#### TASK PROMPT:
Restate the whole of the material. Keep every word, and drop the pictures.

# START OF DATA EXTRACT

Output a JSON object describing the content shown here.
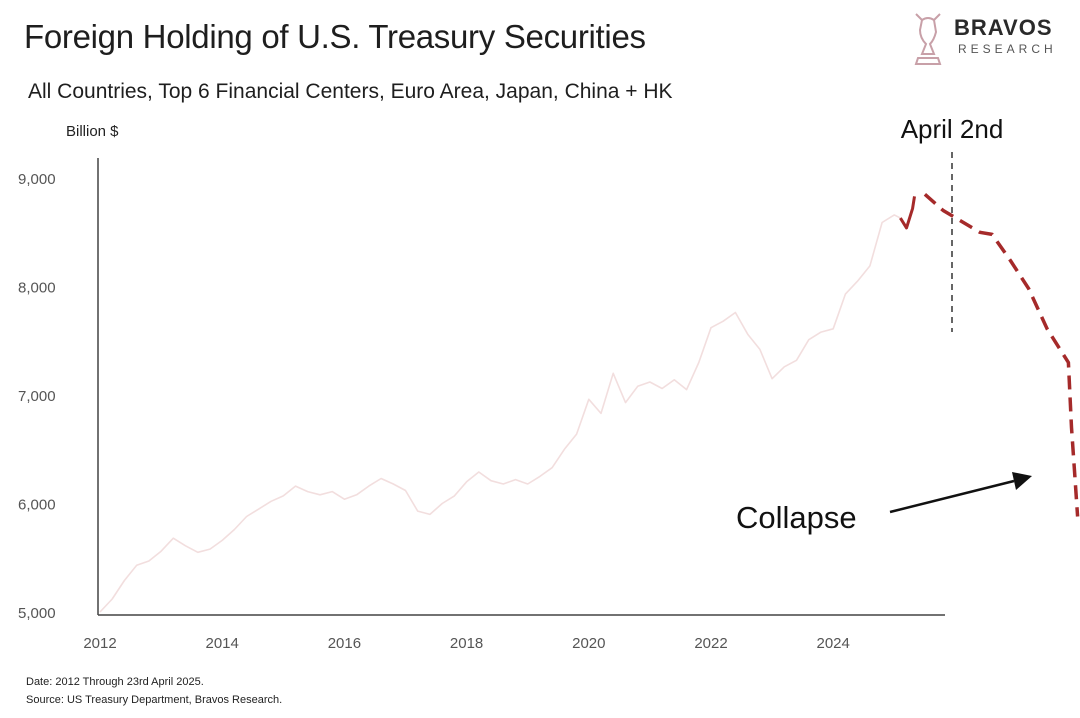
{
  "header": {
    "title": "Foreign Holding of U.S. Treasury Securities",
    "subtitle": "All Countries, Top 6 Financial Centers, Euro Area, Japan, China + HK"
  },
  "brand": {
    "name": "BRAVOS",
    "tagline": "RESEARCH",
    "icon": "bull-chess-knight-icon",
    "color": "#c8a0a8"
  },
  "footer": {
    "line1": "Date: 2012 Through 23rd April 2025.",
    "line2": "Source: US Treasury Department, Bravos Research."
  },
  "colors": {
    "historical_line": "#f2dede",
    "recent_line": "#a52a2a",
    "projection_line": "#a52a2a",
    "axis": "#555555"
  },
  "chart_data": {
    "type": "line",
    "ylabel": "Billion $",
    "xlim": [
      2012,
      2025.5
    ],
    "ylim": [
      5000,
      9000
    ],
    "x_ticks": [
      "2012",
      "2014",
      "2016",
      "2018",
      "2020",
      "2022",
      "2024"
    ],
    "y_ticks": [
      "5,000",
      "6,000",
      "7,000",
      "8,000",
      "9,000"
    ],
    "series": [
      {
        "style": "historical",
        "points": [
          [
            2012.0,
            5000
          ],
          [
            2012.2,
            5120
          ],
          [
            2012.4,
            5290
          ],
          [
            2012.6,
            5430
          ],
          [
            2012.8,
            5470
          ],
          [
            2013.0,
            5560
          ],
          [
            2013.2,
            5680
          ],
          [
            2013.4,
            5610
          ],
          [
            2013.6,
            5550
          ],
          [
            2013.8,
            5580
          ],
          [
            2014.0,
            5660
          ],
          [
            2014.2,
            5760
          ],
          [
            2014.4,
            5880
          ],
          [
            2014.6,
            5950
          ],
          [
            2014.8,
            6020
          ],
          [
            2015.0,
            6070
          ],
          [
            2015.2,
            6160
          ],
          [
            2015.4,
            6110
          ],
          [
            2015.6,
            6080
          ],
          [
            2015.8,
            6110
          ],
          [
            2016.0,
            6040
          ],
          [
            2016.2,
            6080
          ],
          [
            2016.4,
            6160
          ],
          [
            2016.6,
            6230
          ],
          [
            2016.8,
            6180
          ],
          [
            2017.0,
            6120
          ],
          [
            2017.2,
            5930
          ],
          [
            2017.4,
            5900
          ],
          [
            2017.6,
            6000
          ],
          [
            2017.8,
            6070
          ],
          [
            2018.0,
            6200
          ],
          [
            2018.2,
            6290
          ],
          [
            2018.4,
            6210
          ],
          [
            2018.6,
            6180
          ],
          [
            2018.8,
            6220
          ],
          [
            2019.0,
            6180
          ],
          [
            2019.2,
            6250
          ],
          [
            2019.4,
            6330
          ],
          [
            2019.6,
            6500
          ],
          [
            2019.8,
            6640
          ],
          [
            2020.0,
            6960
          ],
          [
            2020.2,
            6830
          ],
          [
            2020.4,
            7200
          ],
          [
            2020.6,
            6930
          ],
          [
            2020.8,
            7080
          ],
          [
            2021.0,
            7120
          ],
          [
            2021.2,
            7060
          ],
          [
            2021.4,
            7140
          ],
          [
            2021.6,
            7050
          ],
          [
            2021.8,
            7300
          ],
          [
            2022.0,
            7620
          ],
          [
            2022.2,
            7680
          ],
          [
            2022.4,
            7760
          ],
          [
            2022.6,
            7560
          ],
          [
            2022.8,
            7420
          ],
          [
            2023.0,
            7150
          ],
          [
            2023.2,
            7260
          ],
          [
            2023.4,
            7320
          ],
          [
            2023.6,
            7510
          ],
          [
            2023.8,
            7580
          ],
          [
            2024.0,
            7610
          ],
          [
            2024.2,
            7930
          ],
          [
            2024.4,
            8050
          ],
          [
            2024.6,
            8190
          ],
          [
            2024.8,
            8590
          ],
          [
            2025.0,
            8660
          ],
          [
            2025.1,
            8630
          ]
        ]
      },
      {
        "style": "recent",
        "points": [
          [
            2025.1,
            8630
          ],
          [
            2025.2,
            8540
          ],
          [
            2025.3,
            8720
          ],
          [
            2025.33,
            8830
          ]
        ]
      },
      {
        "style": "projection",
        "points": [
          [
            2025.5,
            8850
          ],
          [
            2025.8,
            8700
          ],
          [
            2026.1,
            8600
          ],
          [
            2026.4,
            8500
          ],
          [
            2026.6,
            8480
          ],
          [
            2026.9,
            8240
          ],
          [
            2027.2,
            7980
          ],
          [
            2027.5,
            7610
          ],
          [
            2027.85,
            7300
          ],
          [
            2027.9,
            6700
          ],
          [
            2027.95,
            6300
          ],
          [
            2028.0,
            5880
          ]
        ]
      }
    ],
    "annotations": {
      "event_label": "April 2nd",
      "event_x": 2025.5,
      "callout": "Collapse"
    }
  }
}
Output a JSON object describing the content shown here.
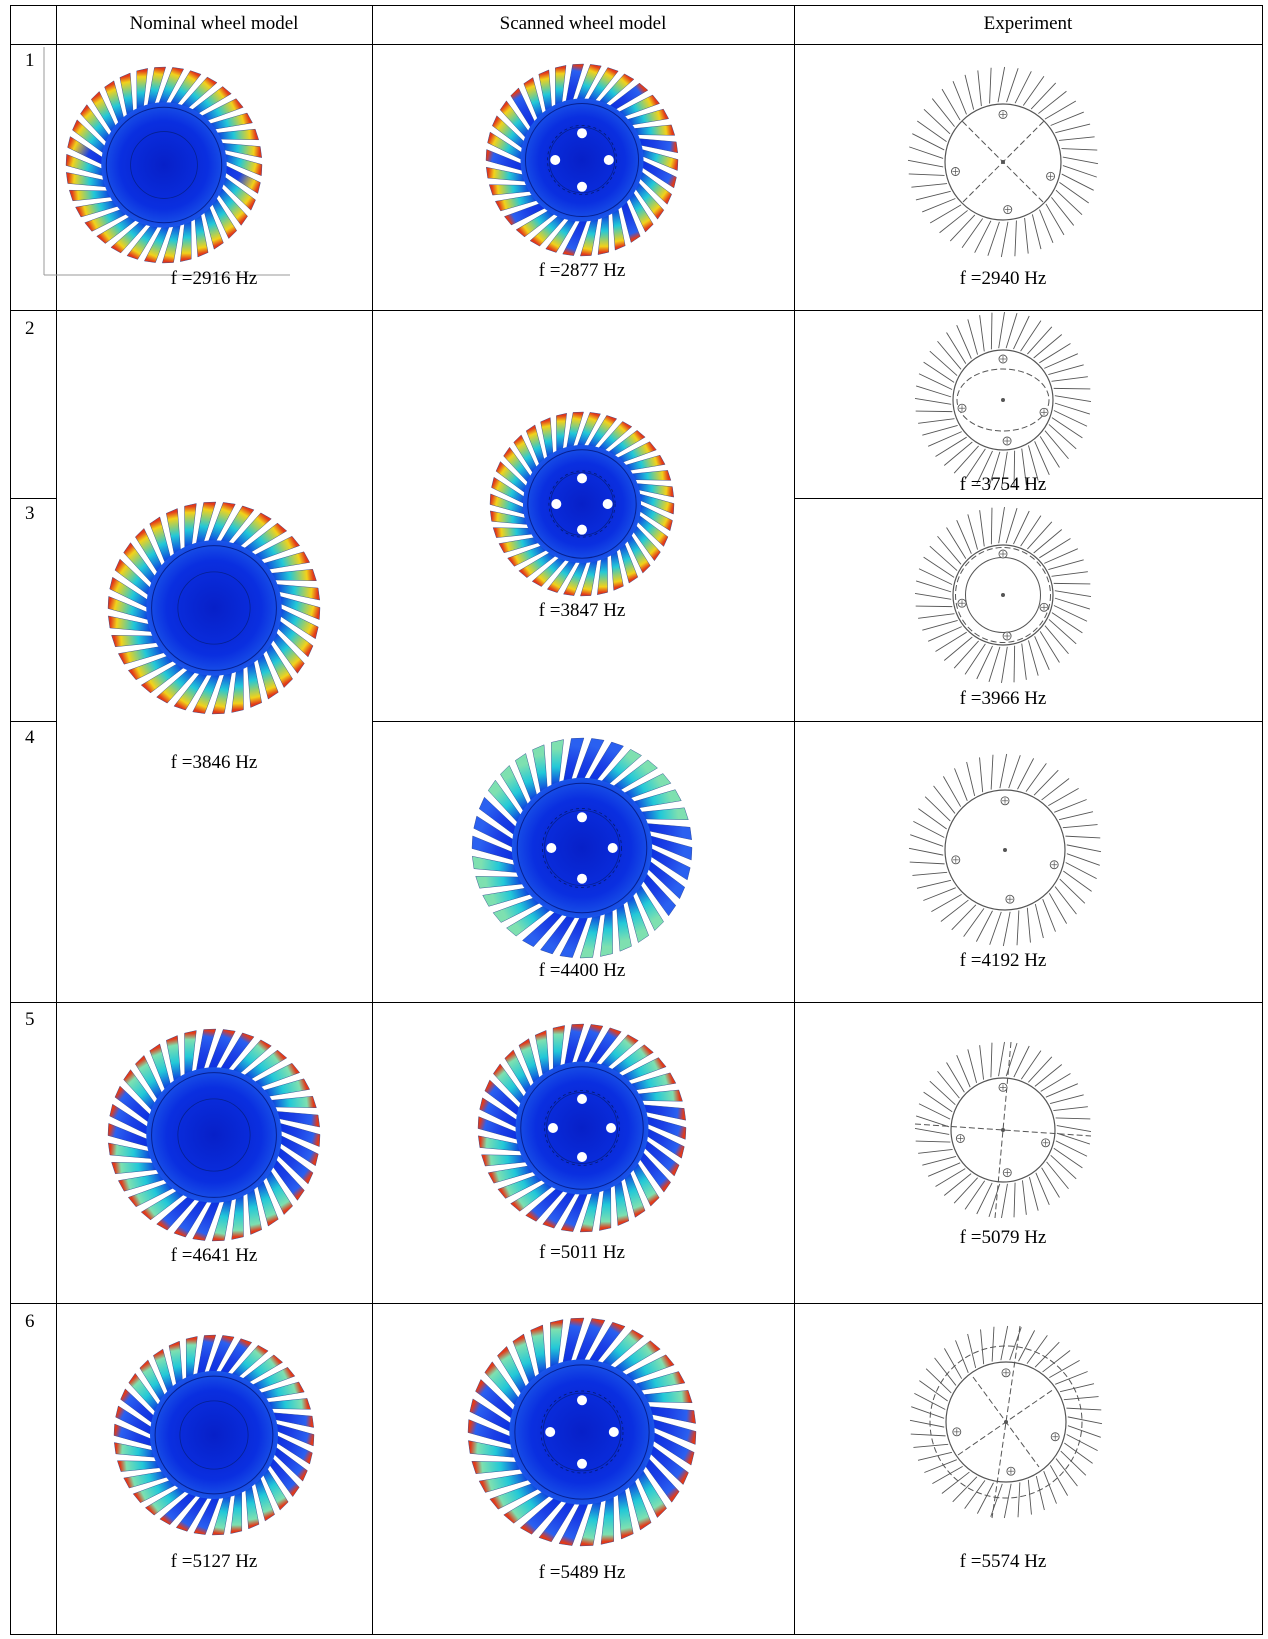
{
  "table": {
    "headers": [
      "Nominal wheel model",
      "Scanned wheel model",
      "Experiment"
    ],
    "row_numbers": [
      "1",
      "2",
      "3",
      "4",
      "5",
      "6"
    ],
    "nominal_freqs": [
      "f =2916  Hz",
      "f =3846  Hz",
      "f =4641  Hz",
      "f =5127  Hz"
    ],
    "scanned_freqs": [
      "f =2877  Hz",
      "f =3847  Hz",
      "f =4400  Hz",
      "f =5011  Hz",
      "f =5489  Hz"
    ],
    "experiment_freqs": [
      "f =2940  Hz",
      "f =3754  Hz",
      "f =3966  Hz",
      "f =4192  Hz",
      "f =5079  Hz",
      "f =5574  Hz"
    ]
  },
  "colors": {
    "fea_base": "#0a2fe0",
    "fea_mid": "#22c8d8",
    "fea_high": "#f2d21a",
    "fea_peak": "#e23a1a",
    "drawing_line": "#555555"
  }
}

# END OF DATA EXTRACT

#### RESPONSE BELOW:
Output a JSON object describing the content shown here.
{
  "header": {
    "title": "Foreign Holding of U.S. Treasury Securities",
    "subtitle": "All Countries, Top 6 Financial Centers, Euro Area, Japan, China + HK"
  },
  "brand": {
    "name": "BRAVOS",
    "tagline": "RESEARCH",
    "icon": "bull-chess-knight-icon",
    "color": "#c8a0a8"
  },
  "footer": {
    "line1": "Date: 2012 Through 23rd April 2025.",
    "line2": "Source: US Treasury Department, Bravos Research."
  },
  "colors": {
    "historical_line": "#f2dede",
    "recent_line": "#a52a2a",
    "projection_line": "#a52a2a",
    "axis": "#555555"
  },
  "chart_data": {
    "type": "line",
    "ylabel": "Billion $",
    "xlim": [
      2012,
      2025.5
    ],
    "ylim": [
      5000,
      9000
    ],
    "x_ticks": [
      "2012",
      "2014",
      "2016",
      "2018",
      "2020",
      "2022",
      "2024"
    ],
    "y_ticks": [
      "5,000",
      "6,000",
      "7,000",
      "8,000",
      "9,000"
    ],
    "series": [
      {
        "style": "historical",
        "points": [
          [
            2012.0,
            5000
          ],
          [
            2012.2,
            5120
          ],
          [
            2012.4,
            5290
          ],
          [
            2012.6,
            5430
          ],
          [
            2012.8,
            5470
          ],
          [
            2013.0,
            5560
          ],
          [
            2013.2,
            5680
          ],
          [
            2013.4,
            5610
          ],
          [
            2013.6,
            5550
          ],
          [
            2013.8,
            5580
          ],
          [
            2014.0,
            5660
          ],
          [
            2014.2,
            5760
          ],
          [
            2014.4,
            5880
          ],
          [
            2014.6,
            5950
          ],
          [
            2014.8,
            6020
          ],
          [
            2015.0,
            6070
          ],
          [
            2015.2,
            6160
          ],
          [
            2015.4,
            6110
          ],
          [
            2015.6,
            6080
          ],
          [
            2015.8,
            6110
          ],
          [
            2016.0,
            6040
          ],
          [
            2016.2,
            6080
          ],
          [
            2016.4,
            6160
          ],
          [
            2016.6,
            6230
          ],
          [
            2016.8,
            6180
          ],
          [
            2017.0,
            6120
          ],
          [
            2017.2,
            5930
          ],
          [
            2017.4,
            5900
          ],
          [
            2017.6,
            6000
          ],
          [
            2017.8,
            6070
          ],
          [
            2018.0,
            6200
          ],
          [
            2018.2,
            6290
          ],
          [
            2018.4,
            6210
          ],
          [
            2018.6,
            6180
          ],
          [
            2018.8,
            6220
          ],
          [
            2019.0,
            6180
          ],
          [
            2019.2,
            6250
          ],
          [
            2019.4,
            6330
          ],
          [
            2019.6,
            6500
          ],
          [
            2019.8,
            6640
          ],
          [
            2020.0,
            6960
          ],
          [
            2020.2,
            6830
          ],
          [
            2020.4,
            7200
          ],
          [
            2020.6,
            6930
          ],
          [
            2020.8,
            7080
          ],
          [
            2021.0,
            7120
          ],
          [
            2021.2,
            7060
          ],
          [
            2021.4,
            7140
          ],
          [
            2021.6,
            7050
          ],
          [
            2021.8,
            7300
          ],
          [
            2022.0,
            7620
          ],
          [
            2022.2,
            7680
          ],
          [
            2022.4,
            7760
          ],
          [
            2022.6,
            7560
          ],
          [
            2022.8,
            7420
          ],
          [
            2023.0,
            7150
          ],
          [
            2023.2,
            7260
          ],
          [
            2023.4,
            7320
          ],
          [
            2023.6,
            7510
          ],
          [
            2023.8,
            7580
          ],
          [
            2024.0,
            7610
          ],
          [
            2024.2,
            7930
          ],
          [
            2024.4,
            8050
          ],
          [
            2024.6,
            8190
          ],
          [
            2024.8,
            8590
          ],
          [
            2025.0,
            8660
          ],
          [
            2025.1,
            8630
          ]
        ]
      },
      {
        "style": "recent",
        "points": [
          [
            2025.1,
            8630
          ],
          [
            2025.2,
            8540
          ],
          [
            2025.3,
            8720
          ],
          [
            2025.33,
            8830
          ]
        ]
      },
      {
        "style": "projection",
        "points": [
          [
            2025.5,
            8850
          ],
          [
            2025.8,
            8700
          ],
          [
            2026.1,
            8600
          ],
          [
            2026.4,
            8500
          ],
          [
            2026.6,
            8480
          ],
          [
            2026.9,
            8240
          ],
          [
            2027.2,
            7980
          ],
          [
            2027.5,
            7610
          ],
          [
            2027.85,
            7300
          ],
          [
            2027.9,
            6700
          ],
          [
            2027.95,
            6300
          ],
          [
            2028.0,
            5880
          ]
        ]
      }
    ],
    "annotations": {
      "event_label": "April 2nd",
      "event_x": 2025.5,
      "callout": "Collapse"
    }
  }
}
Output a JSON object describing the content shown here.
{
  "table": {
    "headers": [
      "Nominal wheel model",
      "Scanned wheel model",
      "Experiment"
    ],
    "row_numbers": [
      "1",
      "2",
      "3",
      "4",
      "5",
      "6"
    ],
    "nominal_freqs": [
      "f =2916  Hz",
      "f =3846  Hz",
      "f =4641  Hz",
      "f =5127  Hz"
    ],
    "scanned_freqs": [
      "f =2877  Hz",
      "f =3847  Hz",
      "f =4400  Hz",
      "f =5011  Hz",
      "f =5489  Hz"
    ],
    "experiment_freqs": [
      "f =2940  Hz",
      "f =3754  Hz",
      "f =3966  Hz",
      "f =4192  Hz",
      "f =5079  Hz",
      "f =5574  Hz"
    ]
  },
  "colors": {
    "fea_base": "#0a2fe0",
    "fea_mid": "#22c8d8",
    "fea_high": "#f2d21a",
    "fea_peak": "#e23a1a",
    "drawing_line": "#555555"
  }
}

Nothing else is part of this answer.